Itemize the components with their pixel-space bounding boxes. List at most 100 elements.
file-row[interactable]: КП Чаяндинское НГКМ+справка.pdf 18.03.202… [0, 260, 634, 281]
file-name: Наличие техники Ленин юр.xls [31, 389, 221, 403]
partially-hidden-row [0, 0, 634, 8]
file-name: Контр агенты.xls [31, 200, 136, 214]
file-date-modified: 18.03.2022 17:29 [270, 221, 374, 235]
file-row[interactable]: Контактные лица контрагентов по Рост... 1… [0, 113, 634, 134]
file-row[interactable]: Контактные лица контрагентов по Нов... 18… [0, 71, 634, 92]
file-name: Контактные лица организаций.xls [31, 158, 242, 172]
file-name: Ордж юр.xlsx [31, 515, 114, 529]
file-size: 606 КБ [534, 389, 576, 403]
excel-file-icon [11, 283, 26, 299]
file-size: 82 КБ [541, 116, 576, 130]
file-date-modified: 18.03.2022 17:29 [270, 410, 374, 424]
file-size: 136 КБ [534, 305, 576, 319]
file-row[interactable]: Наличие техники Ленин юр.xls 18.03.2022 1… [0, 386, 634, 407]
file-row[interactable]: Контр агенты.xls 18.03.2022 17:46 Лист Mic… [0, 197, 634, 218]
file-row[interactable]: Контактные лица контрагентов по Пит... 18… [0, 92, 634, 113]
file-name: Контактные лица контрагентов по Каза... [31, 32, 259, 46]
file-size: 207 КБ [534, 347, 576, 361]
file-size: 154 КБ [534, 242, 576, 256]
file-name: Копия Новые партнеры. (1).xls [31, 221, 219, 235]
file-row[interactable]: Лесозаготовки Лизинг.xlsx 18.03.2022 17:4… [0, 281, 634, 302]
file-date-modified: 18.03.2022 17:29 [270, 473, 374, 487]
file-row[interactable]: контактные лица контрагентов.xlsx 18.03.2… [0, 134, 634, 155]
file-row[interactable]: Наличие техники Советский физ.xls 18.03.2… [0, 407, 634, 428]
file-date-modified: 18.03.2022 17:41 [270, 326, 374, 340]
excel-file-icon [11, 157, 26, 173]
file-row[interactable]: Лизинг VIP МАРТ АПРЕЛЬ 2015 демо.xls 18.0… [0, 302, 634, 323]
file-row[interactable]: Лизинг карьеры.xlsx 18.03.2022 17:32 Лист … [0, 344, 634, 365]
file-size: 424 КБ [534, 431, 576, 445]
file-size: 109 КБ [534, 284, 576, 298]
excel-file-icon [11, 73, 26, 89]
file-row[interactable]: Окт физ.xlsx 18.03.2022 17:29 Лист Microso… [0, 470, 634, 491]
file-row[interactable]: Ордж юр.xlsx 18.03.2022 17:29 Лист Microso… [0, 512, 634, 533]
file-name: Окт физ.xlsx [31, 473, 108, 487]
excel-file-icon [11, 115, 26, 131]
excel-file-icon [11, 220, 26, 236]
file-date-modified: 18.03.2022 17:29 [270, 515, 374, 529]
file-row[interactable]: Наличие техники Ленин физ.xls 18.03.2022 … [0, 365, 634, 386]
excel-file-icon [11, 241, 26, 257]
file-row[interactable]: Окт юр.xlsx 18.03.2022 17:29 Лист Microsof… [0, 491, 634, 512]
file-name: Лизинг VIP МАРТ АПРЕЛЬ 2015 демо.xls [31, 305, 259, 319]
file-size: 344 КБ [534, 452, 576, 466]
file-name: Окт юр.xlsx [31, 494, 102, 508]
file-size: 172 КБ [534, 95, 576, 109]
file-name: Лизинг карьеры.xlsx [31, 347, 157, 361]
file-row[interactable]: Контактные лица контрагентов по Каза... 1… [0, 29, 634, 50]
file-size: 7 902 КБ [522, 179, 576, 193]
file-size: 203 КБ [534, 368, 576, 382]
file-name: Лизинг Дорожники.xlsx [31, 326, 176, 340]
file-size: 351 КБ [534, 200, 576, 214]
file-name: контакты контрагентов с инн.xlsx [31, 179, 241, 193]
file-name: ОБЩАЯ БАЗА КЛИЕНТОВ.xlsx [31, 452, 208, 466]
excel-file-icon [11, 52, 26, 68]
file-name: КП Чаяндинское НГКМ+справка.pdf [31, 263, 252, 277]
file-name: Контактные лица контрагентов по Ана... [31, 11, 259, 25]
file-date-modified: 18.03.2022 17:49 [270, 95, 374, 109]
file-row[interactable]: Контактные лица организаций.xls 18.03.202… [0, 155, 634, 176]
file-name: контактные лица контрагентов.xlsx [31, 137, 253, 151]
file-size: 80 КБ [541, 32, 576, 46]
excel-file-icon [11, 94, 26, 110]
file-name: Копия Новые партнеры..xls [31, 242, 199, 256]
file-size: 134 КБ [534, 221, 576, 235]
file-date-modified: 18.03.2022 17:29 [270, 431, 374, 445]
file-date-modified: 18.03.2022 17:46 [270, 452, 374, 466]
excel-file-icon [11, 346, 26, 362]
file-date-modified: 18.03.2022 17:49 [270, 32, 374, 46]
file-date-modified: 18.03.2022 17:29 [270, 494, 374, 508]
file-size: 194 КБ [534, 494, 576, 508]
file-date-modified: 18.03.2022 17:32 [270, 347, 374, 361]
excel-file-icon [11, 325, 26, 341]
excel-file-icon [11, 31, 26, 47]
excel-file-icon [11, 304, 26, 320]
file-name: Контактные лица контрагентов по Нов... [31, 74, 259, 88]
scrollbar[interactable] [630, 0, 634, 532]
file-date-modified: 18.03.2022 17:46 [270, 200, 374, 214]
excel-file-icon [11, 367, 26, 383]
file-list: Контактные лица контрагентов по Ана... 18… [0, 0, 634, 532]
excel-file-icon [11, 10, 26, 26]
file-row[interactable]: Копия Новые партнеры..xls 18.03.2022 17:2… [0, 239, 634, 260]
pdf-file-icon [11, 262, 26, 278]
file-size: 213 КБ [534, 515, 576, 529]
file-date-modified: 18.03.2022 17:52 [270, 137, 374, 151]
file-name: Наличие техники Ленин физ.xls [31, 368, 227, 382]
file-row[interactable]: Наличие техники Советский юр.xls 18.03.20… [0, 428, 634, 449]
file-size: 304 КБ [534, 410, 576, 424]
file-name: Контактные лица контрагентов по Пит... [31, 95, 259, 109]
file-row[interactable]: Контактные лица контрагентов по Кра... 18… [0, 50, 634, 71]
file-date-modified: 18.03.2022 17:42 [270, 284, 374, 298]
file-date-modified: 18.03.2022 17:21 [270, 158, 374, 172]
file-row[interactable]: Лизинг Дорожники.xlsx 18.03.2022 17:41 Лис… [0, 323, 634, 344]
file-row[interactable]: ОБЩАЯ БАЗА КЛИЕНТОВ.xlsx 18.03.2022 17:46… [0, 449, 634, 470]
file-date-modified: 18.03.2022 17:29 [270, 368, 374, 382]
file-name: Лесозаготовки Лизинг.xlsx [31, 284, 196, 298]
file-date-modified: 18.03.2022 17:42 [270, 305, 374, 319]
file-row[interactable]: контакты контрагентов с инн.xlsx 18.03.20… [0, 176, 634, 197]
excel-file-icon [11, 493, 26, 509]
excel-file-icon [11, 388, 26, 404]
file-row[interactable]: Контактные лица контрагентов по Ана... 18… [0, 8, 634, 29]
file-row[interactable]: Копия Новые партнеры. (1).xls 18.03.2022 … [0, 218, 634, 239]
----
Exercise aim: Reproduce every entry above word for word, keeping each line as it appears.

The reply:
Itemize the components with their pixel-space bounding boxes. List at most 100 elements.
file-row[interactable]: КП Чаяндинское НГКМ+справка.pdf 18.03.202… [0, 260, 634, 281]
file-name: Наличие техники Ленин юр.xls [31, 389, 221, 403]
partially-hidden-row [0, 0, 634, 8]
file-name: Контр агенты.xls [31, 200, 136, 214]
file-date-modified: 18.03.2022 17:29 [270, 221, 374, 235]
file-row[interactable]: Контактные лица контрагентов по Рост... 1… [0, 113, 634, 134]
file-row[interactable]: Контактные лица контрагентов по Нов... 18… [0, 71, 634, 92]
file-name: Контактные лица организаций.xls [31, 158, 242, 172]
file-name: Ордж юр.xlsx [31, 515, 114, 529]
file-size: 606 КБ [534, 389, 576, 403]
excel-file-icon [11, 283, 26, 299]
file-size: 82 КБ [541, 116, 576, 130]
file-date-modified: 18.03.2022 17:29 [270, 410, 374, 424]
file-size: 136 КБ [534, 305, 576, 319]
file-row[interactable]: Наличие техники Ленин юр.xls 18.03.2022 1… [0, 386, 634, 407]
file-row[interactable]: Контр агенты.xls 18.03.2022 17:46 Лист Mic… [0, 197, 634, 218]
file-row[interactable]: Контактные лица контрагентов по Пит... 18… [0, 92, 634, 113]
file-name: Контактные лица контрагентов по Каза... [31, 32, 259, 46]
file-size: 207 КБ [534, 347, 576, 361]
file-size: 154 КБ [534, 242, 576, 256]
file-name: Копия Новые партнеры. (1).xls [31, 221, 219, 235]
file-row[interactable]: Лесозаготовки Лизинг.xlsx 18.03.2022 17:4… [0, 281, 634, 302]
file-date-modified: 18.03.2022 17:29 [270, 473, 374, 487]
file-row[interactable]: контактные лица контрагентов.xlsx 18.03.2… [0, 134, 634, 155]
file-row[interactable]: Наличие техники Советский физ.xls 18.03.2… [0, 407, 634, 428]
file-date-modified: 18.03.2022 17:41 [270, 326, 374, 340]
excel-file-icon [11, 157, 26, 173]
file-row[interactable]: Лизинг VIP МАРТ АПРЕЛЬ 2015 демо.xls 18.0… [0, 302, 634, 323]
file-row[interactable]: Лизинг карьеры.xlsx 18.03.2022 17:32 Лист … [0, 344, 634, 365]
file-size: 424 КБ [534, 431, 576, 445]
file-size: 109 КБ [534, 284, 576, 298]
excel-file-icon [11, 73, 26, 89]
file-row[interactable]: Окт физ.xlsx 18.03.2022 17:29 Лист Microso… [0, 470, 634, 491]
file-row[interactable]: Ордж юр.xlsx 18.03.2022 17:29 Лист Microso… [0, 512, 634, 533]
file-name: Окт физ.xlsx [31, 473, 108, 487]
excel-file-icon [11, 115, 26, 131]
excel-file-icon [11, 220, 26, 236]
file-date-modified: 18.03.2022 17:29 [270, 515, 374, 529]
file-row[interactable]: Наличие техники Ленин физ.xls 18.03.2022 … [0, 365, 634, 386]
excel-file-icon [11, 241, 26, 257]
file-row[interactable]: Окт юр.xlsx 18.03.2022 17:29 Лист Microsof… [0, 491, 634, 512]
file-name: Лизинг VIP МАРТ АПРЕЛЬ 2015 демо.xls [31, 305, 259, 319]
file-size: 344 КБ [534, 452, 576, 466]
file-name: Окт юр.xlsx [31, 494, 102, 508]
file-size: 172 КБ [534, 95, 576, 109]
file-name: Лизинг карьеры.xlsx [31, 347, 157, 361]
file-row[interactable]: Контактные лица контрагентов по Каза... 1… [0, 29, 634, 50]
file-size: 7 902 КБ [522, 179, 576, 193]
file-size: 203 КБ [534, 368, 576, 382]
file-name: Лизинг Дорожники.xlsx [31, 326, 176, 340]
file-size: 351 КБ [534, 200, 576, 214]
file-name: контакты контрагентов с инн.xlsx [31, 179, 241, 193]
file-name: ОБЩАЯ БАЗА КЛИЕНТОВ.xlsx [31, 452, 208, 466]
excel-file-icon [11, 52, 26, 68]
file-name: КП Чаяндинское НГКМ+справка.pdf [31, 263, 252, 277]
file-name: Контактные лица контрагентов по Ана... [31, 11, 259, 25]
file-date-modified: 18.03.2022 17:49 [270, 95, 374, 109]
file-row[interactable]: Контактные лица организаций.xls 18.03.202… [0, 155, 634, 176]
file-name: контактные лица контрагентов.xlsx [31, 137, 253, 151]
file-size: 80 КБ [541, 32, 576, 46]
excel-file-icon [11, 94, 26, 110]
file-name: Копия Новые партнеры..xls [31, 242, 199, 256]
file-size: 134 КБ [534, 221, 576, 235]
file-date-modified: 18.03.2022 17:29 [270, 431, 374, 445]
file-date-modified: 18.03.2022 17:46 [270, 452, 374, 466]
excel-file-icon [11, 346, 26, 362]
file-date-modified: 18.03.2022 17:49 [270, 32, 374, 46]
file-date-modified: 18.03.2022 17:29 [270, 494, 374, 508]
file-size: 194 КБ [534, 494, 576, 508]
file-date-modified: 18.03.2022 17:32 [270, 347, 374, 361]
excel-file-icon [11, 325, 26, 341]
excel-file-icon [11, 31, 26, 47]
excel-file-icon [11, 304, 26, 320]
file-name: Контактные лица контрагентов по Нов... [31, 74, 259, 88]
scrollbar[interactable] [630, 0, 634, 532]
file-date-modified: 18.03.2022 17:46 [270, 200, 374, 214]
excel-file-icon [11, 367, 26, 383]
file-list: Контактные лица контрагентов по Ана... 18… [0, 0, 634, 532]
excel-file-icon [11, 10, 26, 26]
file-row[interactable]: Копия Новые партнеры..xls 18.03.2022 17:2… [0, 239, 634, 260]
pdf-file-icon [11, 262, 26, 278]
file-size: 213 КБ [534, 515, 576, 529]
file-date-modified: 18.03.2022 17:52 [270, 137, 374, 151]
file-name: Наличие техники Ленин физ.xls [31, 368, 227, 382]
file-row[interactable]: Наличие техники Советский юр.xls 18.03.20… [0, 428, 634, 449]
file-size: 304 КБ [534, 410, 576, 424]
file-name: Контактные лица контрагентов по Пит... [31, 95, 259, 109]
file-row[interactable]: Контактные лица контрагентов по Кра... 18… [0, 50, 634, 71]
file-date-modified: 18.03.2022 17:42 [270, 284, 374, 298]
file-date-modified: 18.03.2022 17:21 [270, 158, 374, 172]
file-row[interactable]: Лизинг Дорожники.xlsx 18.03.2022 17:41 Лис… [0, 323, 634, 344]
file-row[interactable]: ОБЩАЯ БАЗА КЛИЕНТОВ.xlsx 18.03.2022 17:46… [0, 449, 634, 470]
file-date-modified: 18.03.2022 17:29 [270, 368, 374, 382]
file-name: Лесозаготовки Лизинг.xlsx [31, 284, 196, 298]
file-date-modified: 18.03.2022 17:42 [270, 305, 374, 319]
file-row[interactable]: контакты контрагентов с инн.xlsx 18.03.20… [0, 176, 634, 197]
excel-file-icon [11, 493, 26, 509]
excel-file-icon [11, 388, 26, 404]
file-row[interactable]: Контактные лица контрагентов по Ана... 18… [0, 8, 634, 29]
file-row[interactable]: Копия Новые партнеры. (1).xls 18.03.2022 … [0, 218, 634, 239]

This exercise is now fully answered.